|RASHED, ARASH - University Of Idaho|
|WORKNEH, FEKEDE - Texas A&M University|
|PAETZOLD, LI - Texas A&M University|
|RUSH, CHARLES - Texas A&M University|
Submitted to: American Journal of Potato Research
Publication Type: Peer Reviewed Journal
Publication Acceptance Date: 1/15/2017
Publication Date: 2/3/2017
Citation: Wallis, C.M., Rashed, A., Workneh, F., Paetzold, L., Rush, C. 2017. Effects of ‘Candidatus Liberibacter solanacearum’ infections on potato (Solanum tuberosum L.) tuber physiology when kept at different temperatures. American Journal of Potato Research. doi: 10.1007/s12230-017-9569-1.
Interpretive Summary: Current efforts to minimize processor losses due to zebra chip disease of potato (ZC), caused by infections of ‘Candidatus Liberibacter solanacearum’, involves visual inspection of symptoms in freshly-cut potatoes. Symptomatic lots are rejected prior to storage. However, late-season Lso-infections could result in the acceptance of Lso-positive but asymptomatic tubers that may develop ZC symptoms in storage. This study examined development of ZC symptoms, Lso titers, and associated shifts in tuber chemistry in late-season Lso-infected tubers held at 3°C, 6°C, or 9°C. Although changes in Lso titers were variable, symptoms were observed to be consistently greater in tubers kept at 3°C versus 6°C or 9°C. ZC-associated compounds were greater in Lso-infected tubers kept at 3°C compared to those stored at higher temperatures. These results confirmed ZC symptoms may develop in Lso-positive tubers that were asymptomatic at harvest. Based on these findings, PCR-detection of Lso presence should be made on potentially infected tubers prior to acceptance. Furthermore, any tubers suspected of being Lso-positive should be held at temperatures greater than 3°C to limit ZC symptom development.

══════

▶ **WHAT IS NEEDED**
In the zebra chip study summary, at which storage temperature were symptoms consistently greater in the tubers?

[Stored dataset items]

══════

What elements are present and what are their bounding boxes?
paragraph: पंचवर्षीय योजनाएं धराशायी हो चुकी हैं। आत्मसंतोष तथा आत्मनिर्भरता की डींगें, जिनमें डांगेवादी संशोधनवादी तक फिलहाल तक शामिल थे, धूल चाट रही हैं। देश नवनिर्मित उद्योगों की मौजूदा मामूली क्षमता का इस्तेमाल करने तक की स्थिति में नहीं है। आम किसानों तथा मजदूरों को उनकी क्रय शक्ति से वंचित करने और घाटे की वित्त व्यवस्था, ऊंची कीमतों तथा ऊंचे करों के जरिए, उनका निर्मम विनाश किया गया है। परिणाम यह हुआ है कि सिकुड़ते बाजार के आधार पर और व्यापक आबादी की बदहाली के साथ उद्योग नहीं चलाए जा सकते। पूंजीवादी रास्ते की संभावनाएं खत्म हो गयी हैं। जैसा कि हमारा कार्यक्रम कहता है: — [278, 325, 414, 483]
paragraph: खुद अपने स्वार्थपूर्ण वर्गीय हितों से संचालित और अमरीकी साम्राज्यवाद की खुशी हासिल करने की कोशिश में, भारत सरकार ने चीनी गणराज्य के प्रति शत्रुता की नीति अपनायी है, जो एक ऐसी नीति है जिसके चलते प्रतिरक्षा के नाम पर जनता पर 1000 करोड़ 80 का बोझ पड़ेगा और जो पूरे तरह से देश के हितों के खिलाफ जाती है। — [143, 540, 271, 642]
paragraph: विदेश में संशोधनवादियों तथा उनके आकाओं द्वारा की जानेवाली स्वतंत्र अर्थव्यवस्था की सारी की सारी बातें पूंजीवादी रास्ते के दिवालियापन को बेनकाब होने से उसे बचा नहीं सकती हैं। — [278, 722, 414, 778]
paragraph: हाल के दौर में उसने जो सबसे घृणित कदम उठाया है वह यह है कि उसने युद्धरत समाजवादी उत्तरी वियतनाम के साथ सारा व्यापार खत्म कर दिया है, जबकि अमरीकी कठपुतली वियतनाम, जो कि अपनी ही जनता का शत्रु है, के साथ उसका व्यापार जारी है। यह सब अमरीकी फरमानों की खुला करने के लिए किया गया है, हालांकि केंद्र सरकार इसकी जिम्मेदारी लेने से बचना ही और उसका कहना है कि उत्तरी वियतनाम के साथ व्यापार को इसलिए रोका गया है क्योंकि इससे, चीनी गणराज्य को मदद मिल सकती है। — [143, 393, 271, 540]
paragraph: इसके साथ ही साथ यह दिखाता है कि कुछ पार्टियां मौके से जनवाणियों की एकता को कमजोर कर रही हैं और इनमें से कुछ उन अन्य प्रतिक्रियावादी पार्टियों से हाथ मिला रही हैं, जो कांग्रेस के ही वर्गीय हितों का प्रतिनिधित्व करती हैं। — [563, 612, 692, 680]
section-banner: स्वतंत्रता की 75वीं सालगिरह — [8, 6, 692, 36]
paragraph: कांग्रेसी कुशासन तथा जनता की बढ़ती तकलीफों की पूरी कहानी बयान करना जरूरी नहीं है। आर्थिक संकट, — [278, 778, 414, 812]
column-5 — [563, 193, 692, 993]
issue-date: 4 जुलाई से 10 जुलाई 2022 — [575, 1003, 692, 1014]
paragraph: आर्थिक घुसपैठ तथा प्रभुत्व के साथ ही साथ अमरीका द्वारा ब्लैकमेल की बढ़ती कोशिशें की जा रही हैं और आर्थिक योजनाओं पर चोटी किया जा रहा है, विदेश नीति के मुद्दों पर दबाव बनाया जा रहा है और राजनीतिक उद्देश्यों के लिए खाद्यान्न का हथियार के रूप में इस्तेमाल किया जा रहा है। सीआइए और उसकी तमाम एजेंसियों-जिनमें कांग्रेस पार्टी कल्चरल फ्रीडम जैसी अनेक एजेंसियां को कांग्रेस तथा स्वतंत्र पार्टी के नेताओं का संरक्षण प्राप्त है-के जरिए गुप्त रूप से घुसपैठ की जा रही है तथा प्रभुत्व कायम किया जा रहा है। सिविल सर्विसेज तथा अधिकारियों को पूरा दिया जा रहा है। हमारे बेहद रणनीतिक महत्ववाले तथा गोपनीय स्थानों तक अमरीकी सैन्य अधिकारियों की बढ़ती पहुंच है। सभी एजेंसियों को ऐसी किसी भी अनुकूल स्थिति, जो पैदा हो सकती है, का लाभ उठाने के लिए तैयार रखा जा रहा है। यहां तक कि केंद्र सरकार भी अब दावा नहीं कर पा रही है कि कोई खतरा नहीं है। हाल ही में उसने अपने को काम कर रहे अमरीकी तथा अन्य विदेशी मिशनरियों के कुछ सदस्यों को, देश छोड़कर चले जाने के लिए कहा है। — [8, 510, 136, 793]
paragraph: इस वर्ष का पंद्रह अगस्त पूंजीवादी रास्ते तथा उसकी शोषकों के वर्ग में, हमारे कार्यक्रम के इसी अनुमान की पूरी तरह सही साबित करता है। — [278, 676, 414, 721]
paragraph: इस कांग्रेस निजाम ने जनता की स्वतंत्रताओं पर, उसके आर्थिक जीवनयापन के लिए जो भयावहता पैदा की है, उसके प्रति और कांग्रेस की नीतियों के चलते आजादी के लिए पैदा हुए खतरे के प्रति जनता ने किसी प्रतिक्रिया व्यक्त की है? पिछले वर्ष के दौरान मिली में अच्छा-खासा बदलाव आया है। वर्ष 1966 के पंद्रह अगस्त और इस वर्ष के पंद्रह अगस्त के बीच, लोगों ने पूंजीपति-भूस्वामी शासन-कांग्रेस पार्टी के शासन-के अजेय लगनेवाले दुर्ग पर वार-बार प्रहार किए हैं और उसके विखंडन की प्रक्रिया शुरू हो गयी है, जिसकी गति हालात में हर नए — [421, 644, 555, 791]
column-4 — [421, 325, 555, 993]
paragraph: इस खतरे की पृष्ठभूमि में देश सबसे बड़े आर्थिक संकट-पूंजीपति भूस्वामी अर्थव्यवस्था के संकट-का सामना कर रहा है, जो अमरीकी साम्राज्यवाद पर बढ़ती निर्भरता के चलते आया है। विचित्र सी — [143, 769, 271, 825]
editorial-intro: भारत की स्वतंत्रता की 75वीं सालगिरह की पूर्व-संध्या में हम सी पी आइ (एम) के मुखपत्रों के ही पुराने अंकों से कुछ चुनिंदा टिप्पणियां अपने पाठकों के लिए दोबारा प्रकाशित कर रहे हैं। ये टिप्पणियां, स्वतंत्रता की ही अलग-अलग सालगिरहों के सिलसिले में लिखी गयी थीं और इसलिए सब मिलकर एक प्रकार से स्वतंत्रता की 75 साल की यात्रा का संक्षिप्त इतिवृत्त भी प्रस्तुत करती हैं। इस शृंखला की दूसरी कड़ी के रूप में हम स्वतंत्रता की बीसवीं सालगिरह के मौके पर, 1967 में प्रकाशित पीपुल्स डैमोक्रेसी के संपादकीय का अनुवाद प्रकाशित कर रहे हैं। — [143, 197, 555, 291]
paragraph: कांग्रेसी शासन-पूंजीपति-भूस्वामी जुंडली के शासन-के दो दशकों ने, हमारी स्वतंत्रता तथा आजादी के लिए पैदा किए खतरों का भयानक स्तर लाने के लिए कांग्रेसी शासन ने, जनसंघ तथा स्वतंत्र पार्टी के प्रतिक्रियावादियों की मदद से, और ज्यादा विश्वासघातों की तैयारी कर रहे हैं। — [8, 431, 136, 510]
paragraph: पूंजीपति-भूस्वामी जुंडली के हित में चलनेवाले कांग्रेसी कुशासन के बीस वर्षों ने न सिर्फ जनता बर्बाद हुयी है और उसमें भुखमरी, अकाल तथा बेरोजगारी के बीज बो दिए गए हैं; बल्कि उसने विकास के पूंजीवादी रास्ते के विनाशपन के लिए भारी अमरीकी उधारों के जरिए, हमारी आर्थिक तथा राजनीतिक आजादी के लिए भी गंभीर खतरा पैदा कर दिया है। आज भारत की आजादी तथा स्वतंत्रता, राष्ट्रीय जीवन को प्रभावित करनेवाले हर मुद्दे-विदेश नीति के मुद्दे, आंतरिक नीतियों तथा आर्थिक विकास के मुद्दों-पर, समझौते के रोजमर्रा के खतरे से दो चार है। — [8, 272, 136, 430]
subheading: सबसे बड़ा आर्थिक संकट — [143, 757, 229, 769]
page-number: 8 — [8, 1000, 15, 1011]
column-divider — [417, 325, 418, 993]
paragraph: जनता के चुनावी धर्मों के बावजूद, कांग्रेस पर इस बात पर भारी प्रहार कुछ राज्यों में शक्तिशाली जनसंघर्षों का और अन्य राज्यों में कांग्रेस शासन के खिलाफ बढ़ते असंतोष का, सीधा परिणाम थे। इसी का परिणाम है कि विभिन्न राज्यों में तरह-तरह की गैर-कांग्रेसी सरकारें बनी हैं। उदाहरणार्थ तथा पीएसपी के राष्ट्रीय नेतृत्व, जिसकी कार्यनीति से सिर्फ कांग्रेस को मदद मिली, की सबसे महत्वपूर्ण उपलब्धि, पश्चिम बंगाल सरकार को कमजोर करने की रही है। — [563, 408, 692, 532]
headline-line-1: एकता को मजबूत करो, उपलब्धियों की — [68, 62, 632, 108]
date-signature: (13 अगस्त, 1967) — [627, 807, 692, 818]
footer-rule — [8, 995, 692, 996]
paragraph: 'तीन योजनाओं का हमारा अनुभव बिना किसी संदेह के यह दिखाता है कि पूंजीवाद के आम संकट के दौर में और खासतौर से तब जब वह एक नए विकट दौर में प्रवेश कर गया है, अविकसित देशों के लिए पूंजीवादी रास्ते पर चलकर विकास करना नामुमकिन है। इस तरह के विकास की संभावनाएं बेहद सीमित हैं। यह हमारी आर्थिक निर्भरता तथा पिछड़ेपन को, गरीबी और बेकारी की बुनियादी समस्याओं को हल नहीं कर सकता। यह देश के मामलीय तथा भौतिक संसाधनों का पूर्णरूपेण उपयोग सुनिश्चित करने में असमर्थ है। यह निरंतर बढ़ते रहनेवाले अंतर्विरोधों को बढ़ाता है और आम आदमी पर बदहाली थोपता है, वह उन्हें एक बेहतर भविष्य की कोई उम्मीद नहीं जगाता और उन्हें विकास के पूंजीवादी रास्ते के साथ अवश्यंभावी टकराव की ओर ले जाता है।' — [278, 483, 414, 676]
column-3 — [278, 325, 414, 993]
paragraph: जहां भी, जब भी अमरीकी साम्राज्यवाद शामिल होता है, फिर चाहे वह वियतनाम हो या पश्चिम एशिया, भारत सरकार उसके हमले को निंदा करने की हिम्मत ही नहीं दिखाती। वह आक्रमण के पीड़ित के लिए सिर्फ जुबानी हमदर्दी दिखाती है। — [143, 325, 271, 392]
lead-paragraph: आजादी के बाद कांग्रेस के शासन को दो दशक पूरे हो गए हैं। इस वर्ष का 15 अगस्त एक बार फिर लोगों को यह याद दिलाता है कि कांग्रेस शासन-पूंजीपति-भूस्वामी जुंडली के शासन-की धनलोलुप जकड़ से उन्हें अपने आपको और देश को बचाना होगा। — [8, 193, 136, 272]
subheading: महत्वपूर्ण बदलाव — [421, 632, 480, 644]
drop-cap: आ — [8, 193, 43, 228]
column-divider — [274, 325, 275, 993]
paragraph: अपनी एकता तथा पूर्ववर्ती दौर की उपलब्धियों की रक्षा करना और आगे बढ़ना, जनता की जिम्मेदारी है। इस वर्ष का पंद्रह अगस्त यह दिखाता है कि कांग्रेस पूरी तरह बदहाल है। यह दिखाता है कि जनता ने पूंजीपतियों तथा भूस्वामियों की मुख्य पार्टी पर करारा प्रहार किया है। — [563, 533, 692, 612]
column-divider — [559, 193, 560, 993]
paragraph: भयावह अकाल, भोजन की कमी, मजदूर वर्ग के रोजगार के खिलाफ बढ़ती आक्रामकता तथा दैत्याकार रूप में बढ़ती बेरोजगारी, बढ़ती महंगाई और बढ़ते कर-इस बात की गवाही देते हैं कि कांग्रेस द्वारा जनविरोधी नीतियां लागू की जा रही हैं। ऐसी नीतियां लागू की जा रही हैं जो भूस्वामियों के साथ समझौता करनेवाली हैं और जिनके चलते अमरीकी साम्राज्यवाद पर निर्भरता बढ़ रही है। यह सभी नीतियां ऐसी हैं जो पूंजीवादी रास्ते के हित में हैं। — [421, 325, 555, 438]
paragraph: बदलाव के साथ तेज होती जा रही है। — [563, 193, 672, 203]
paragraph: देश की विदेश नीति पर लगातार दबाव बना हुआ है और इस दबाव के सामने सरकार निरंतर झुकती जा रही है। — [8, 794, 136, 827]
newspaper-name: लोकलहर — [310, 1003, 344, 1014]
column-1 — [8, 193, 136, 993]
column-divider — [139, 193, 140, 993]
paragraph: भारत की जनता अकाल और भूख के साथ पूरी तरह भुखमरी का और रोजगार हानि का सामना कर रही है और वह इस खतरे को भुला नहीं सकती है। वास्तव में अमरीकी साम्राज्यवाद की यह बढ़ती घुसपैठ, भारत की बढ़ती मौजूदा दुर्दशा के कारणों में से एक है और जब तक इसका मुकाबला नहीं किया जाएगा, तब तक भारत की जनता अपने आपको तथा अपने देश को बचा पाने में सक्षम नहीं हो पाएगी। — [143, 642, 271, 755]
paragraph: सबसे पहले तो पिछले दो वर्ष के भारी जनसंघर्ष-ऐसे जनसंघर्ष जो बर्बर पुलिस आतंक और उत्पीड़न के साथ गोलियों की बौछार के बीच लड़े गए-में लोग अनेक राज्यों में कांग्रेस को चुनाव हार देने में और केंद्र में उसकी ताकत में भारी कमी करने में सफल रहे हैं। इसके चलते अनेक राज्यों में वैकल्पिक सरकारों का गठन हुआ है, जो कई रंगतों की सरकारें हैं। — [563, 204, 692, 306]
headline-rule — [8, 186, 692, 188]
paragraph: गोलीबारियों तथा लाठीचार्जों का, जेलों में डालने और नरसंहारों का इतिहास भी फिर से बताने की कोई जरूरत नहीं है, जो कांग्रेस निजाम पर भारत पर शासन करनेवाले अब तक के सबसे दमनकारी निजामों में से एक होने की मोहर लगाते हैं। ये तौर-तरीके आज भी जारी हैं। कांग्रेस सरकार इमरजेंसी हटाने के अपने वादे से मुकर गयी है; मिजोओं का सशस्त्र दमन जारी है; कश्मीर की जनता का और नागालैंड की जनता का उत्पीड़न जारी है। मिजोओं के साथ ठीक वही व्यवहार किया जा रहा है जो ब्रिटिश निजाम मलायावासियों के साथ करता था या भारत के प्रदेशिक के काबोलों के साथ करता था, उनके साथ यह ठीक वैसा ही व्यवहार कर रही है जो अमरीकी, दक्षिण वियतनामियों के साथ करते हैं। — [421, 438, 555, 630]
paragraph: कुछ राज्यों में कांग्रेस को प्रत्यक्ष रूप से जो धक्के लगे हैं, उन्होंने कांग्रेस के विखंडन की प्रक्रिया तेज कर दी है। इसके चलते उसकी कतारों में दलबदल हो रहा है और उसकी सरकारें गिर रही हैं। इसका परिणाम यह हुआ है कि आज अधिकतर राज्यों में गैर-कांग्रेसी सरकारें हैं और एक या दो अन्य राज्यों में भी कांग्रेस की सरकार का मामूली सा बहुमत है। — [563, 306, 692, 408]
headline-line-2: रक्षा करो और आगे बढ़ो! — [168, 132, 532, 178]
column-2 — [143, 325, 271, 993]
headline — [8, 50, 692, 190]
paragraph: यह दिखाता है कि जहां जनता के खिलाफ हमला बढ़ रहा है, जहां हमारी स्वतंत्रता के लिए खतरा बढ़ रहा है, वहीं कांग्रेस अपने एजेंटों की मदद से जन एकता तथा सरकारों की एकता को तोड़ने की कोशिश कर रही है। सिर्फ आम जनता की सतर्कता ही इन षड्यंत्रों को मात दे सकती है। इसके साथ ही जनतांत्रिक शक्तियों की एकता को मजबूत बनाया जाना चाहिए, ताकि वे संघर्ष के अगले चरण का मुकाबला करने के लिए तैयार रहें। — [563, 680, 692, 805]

══════

▶ **RESPONSE FOR THIS EXERCISE**
3°C